▶ **Problem to solve**
Set the listing down again exactly, please, apart from its pictures.

▶ **Data rows**

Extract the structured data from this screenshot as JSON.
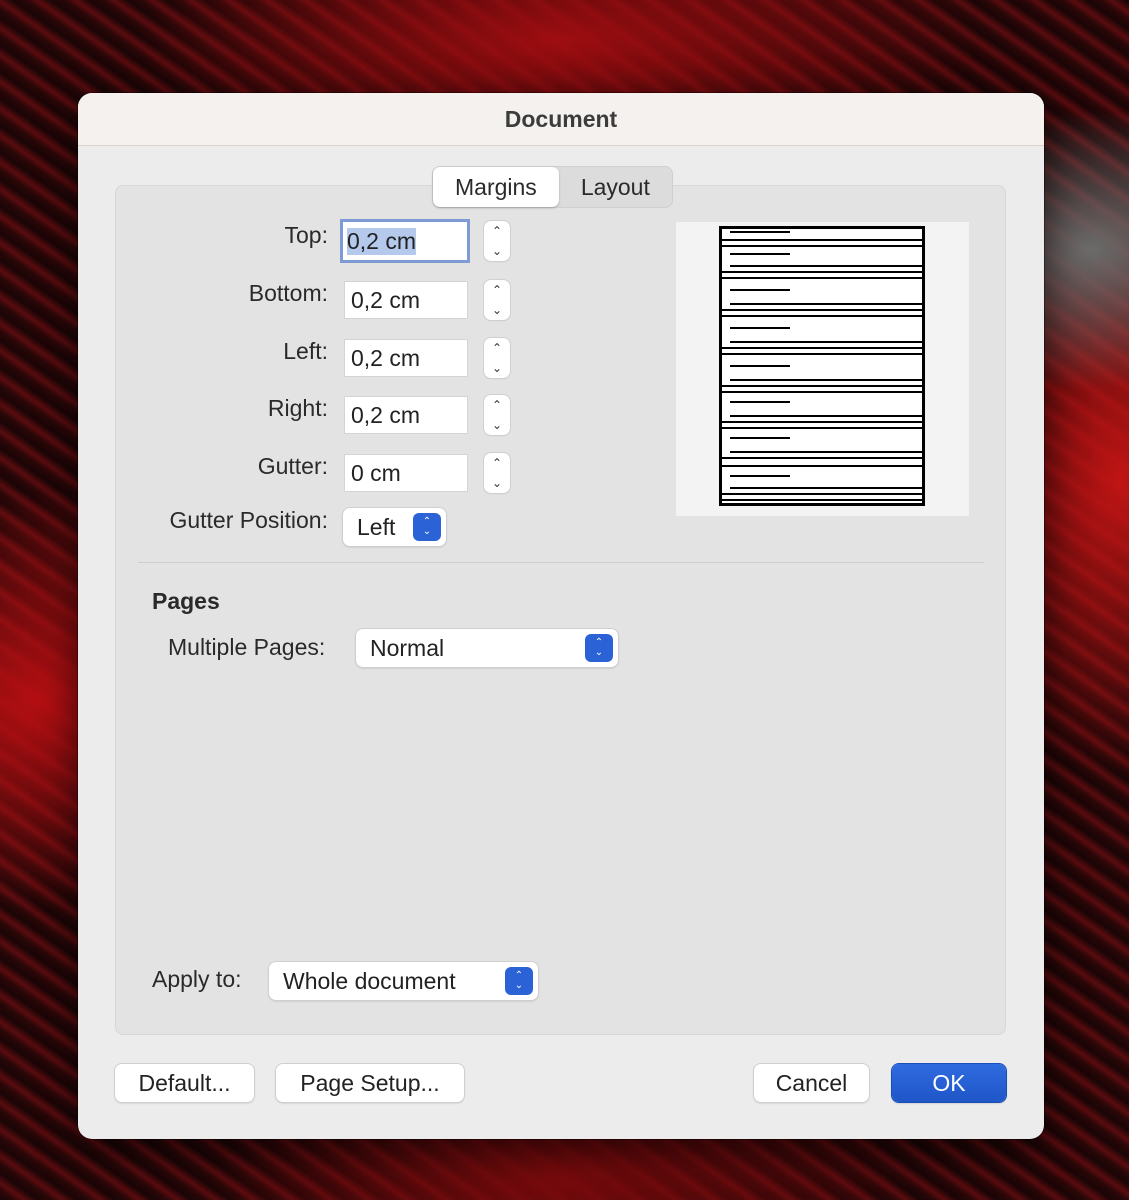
{
  "window": {
    "title": "Document"
  },
  "tabs": [
    {
      "label": "Margins",
      "active": true
    },
    {
      "label": "Layout",
      "active": false
    }
  ],
  "margins": {
    "top": {
      "label": "Top:",
      "value": "0,2 cm"
    },
    "bottom": {
      "label": "Bottom:",
      "value": "0,2 cm"
    },
    "left": {
      "label": "Left:",
      "value": "0,2 cm"
    },
    "right": {
      "label": "Right:",
      "value": "0,2 cm"
    },
    "gutter": {
      "label": "Gutter:",
      "value": "0 cm"
    },
    "gutter_position": {
      "label": "Gutter Position:",
      "value": "Left"
    }
  },
  "pages": {
    "title": "Pages",
    "multiple_pages": {
      "label": "Multiple Pages:",
      "value": "Normal"
    }
  },
  "apply_to": {
    "label": "Apply to:",
    "value": "Whole document"
  },
  "buttons": {
    "default": "Default...",
    "page_setup": "Page Setup...",
    "cancel": "Cancel",
    "ok": "OK"
  },
  "colors": {
    "accent": "#2b63d6",
    "focus_ring": "#7e9bd4"
  }
}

▶ **Right answer**
Extract the structured data from this screenshot as JSON.
{
  "window": {
    "title": "Document"
  },
  "tabs": [
    {
      "label": "Margins",
      "active": true
    },
    {
      "label": "Layout",
      "active": false
    }
  ],
  "margins": {
    "top": {
      "label": "Top:",
      "value": "0,2 cm"
    },
    "bottom": {
      "label": "Bottom:",
      "value": "0,2 cm"
    },
    "left": {
      "label": "Left:",
      "value": "0,2 cm"
    },
    "right": {
      "label": "Right:",
      "value": "0,2 cm"
    },
    "gutter": {
      "label": "Gutter:",
      "value": "0 cm"
    },
    "gutter_position": {
      "label": "Gutter Position:",
      "value": "Left"
    }
  },
  "pages": {
    "title": "Pages",
    "multiple_pages": {
      "label": "Multiple Pages:",
      "value": "Normal"
    }
  },
  "apply_to": {
    "label": "Apply to:",
    "value": "Whole document"
  },
  "buttons": {
    "default": "Default...",
    "page_setup": "Page Setup...",
    "cancel": "Cancel",
    "ok": "OK"
  },
  "colors": {
    "accent": "#2b63d6",
    "focus_ring": "#7e9bd4"
  }
}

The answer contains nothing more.